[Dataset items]
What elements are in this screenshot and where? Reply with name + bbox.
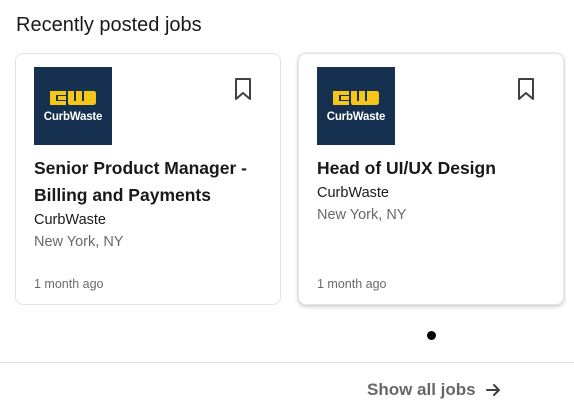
company-logo[interactable]: CurbWaste [317, 67, 395, 145]
curbwaste-logo-mark [333, 91, 379, 105]
show-all-jobs-link[interactable]: Show all jobs [367, 378, 502, 402]
company-name: CurbWaste [317, 185, 389, 201]
posted-time: 1 month ago [34, 277, 104, 291]
curbwaste-logo-mark [50, 91, 96, 105]
show-all-jobs-label: Show all jobs [367, 380, 476, 399]
job-location: New York, NY [317, 207, 407, 223]
job-title[interactable]: Senior Product Manager - Billing and Pay… [34, 155, 264, 209]
job-card[interactable]: CurbWaste Head of UI/UX Design CurbWaste… [298, 53, 564, 305]
job-location: New York, NY [34, 234, 124, 250]
logo-text: CurbWaste [326, 111, 386, 123]
logo-text: CurbWaste [43, 111, 103, 123]
carousel-page-indicator[interactable] [427, 331, 436, 340]
company-logo[interactable]: CurbWaste [34, 67, 112, 145]
arrow-right-icon [485, 384, 500, 396]
company-name: CurbWaste [34, 212, 106, 228]
bookmark-icon[interactable] [515, 76, 537, 102]
bookmark-icon[interactable] [232, 76, 254, 102]
job-card[interactable]: CurbWaste Senior Product Manager - Billi… [15, 53, 281, 305]
section-title: Recently posted jobs [16, 14, 202, 36]
posted-time: 1 month ago [317, 277, 387, 291]
divider [0, 362, 574, 363]
job-title[interactable]: Head of UI/UX Design [317, 155, 547, 182]
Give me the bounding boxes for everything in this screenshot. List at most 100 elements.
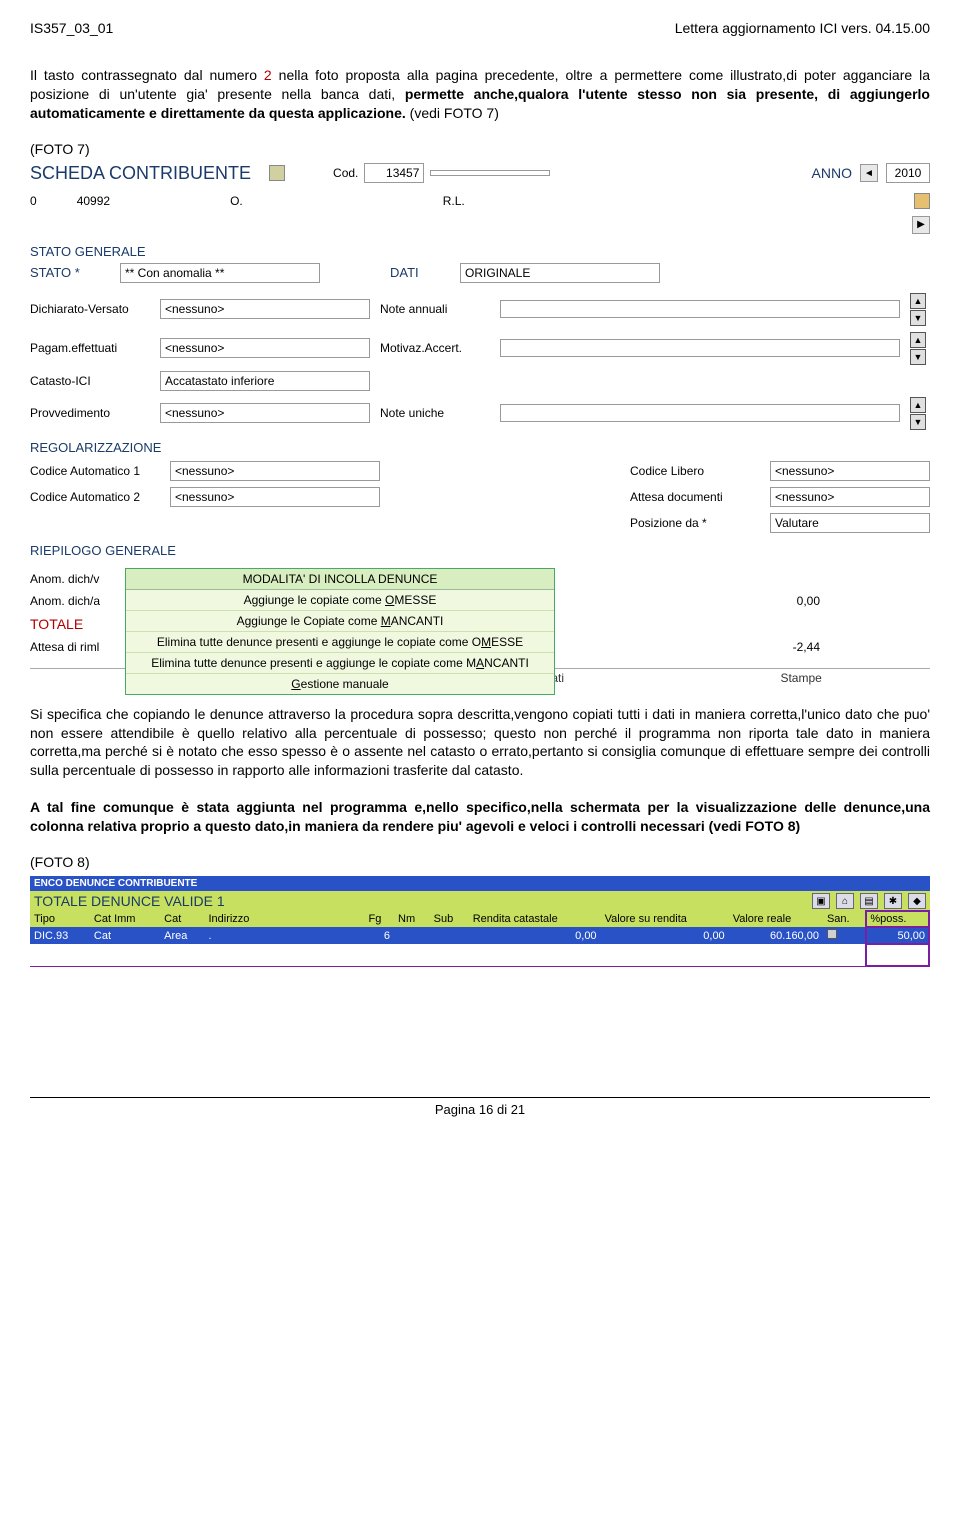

▶ [What you have to do] Rewrite the listing between the lines holding "company-logo[interactable]: CurbWaste [317, 67, 395, 145]" and "section-title: Recently posted", inclusive, swapping "bookmark-icon" for "save-icon" and leaving everything else unchanged.

▶ [Expected output]
company-logo[interactable]: CurbWaste [317, 67, 395, 145]
curbwaste-logo-mark [333, 91, 379, 105]
show-all-jobs-link[interactable]: Show all jobs [367, 378, 502, 402]
company-name: CurbWaste [317, 185, 389, 201]
posted-time: 1 month ago [34, 277, 104, 291]
curbwaste-logo-mark [50, 91, 96, 105]
show-all-jobs-label: Show all jobs [367, 380, 476, 399]
job-location: New York, NY [317, 207, 407, 223]
job-title[interactable]: Senior Product Manager - Billing and Pay… [34, 155, 264, 209]
job-card[interactable]: CurbWaste Head of UI/UX Design CurbWaste… [298, 53, 564, 305]
job-location: New York, NY [34, 234, 124, 250]
logo-text: CurbWaste [326, 111, 386, 123]
logo-text: CurbWaste [43, 111, 103, 123]
carousel-page-indicator[interactable] [427, 331, 436, 340]
company-logo[interactable]: CurbWaste [34, 67, 112, 145]
arrow-right-icon [485, 384, 500, 396]
company-name: CurbWaste [34, 212, 106, 228]
save-icon[interactable] [515, 76, 537, 102]
save-icon[interactable] [232, 76, 254, 102]
job-card[interactable]: CurbWaste Senior Product Manager - Billi… [15, 53, 281, 305]
section-title: Recently posted jobs [16, 14, 202, 36]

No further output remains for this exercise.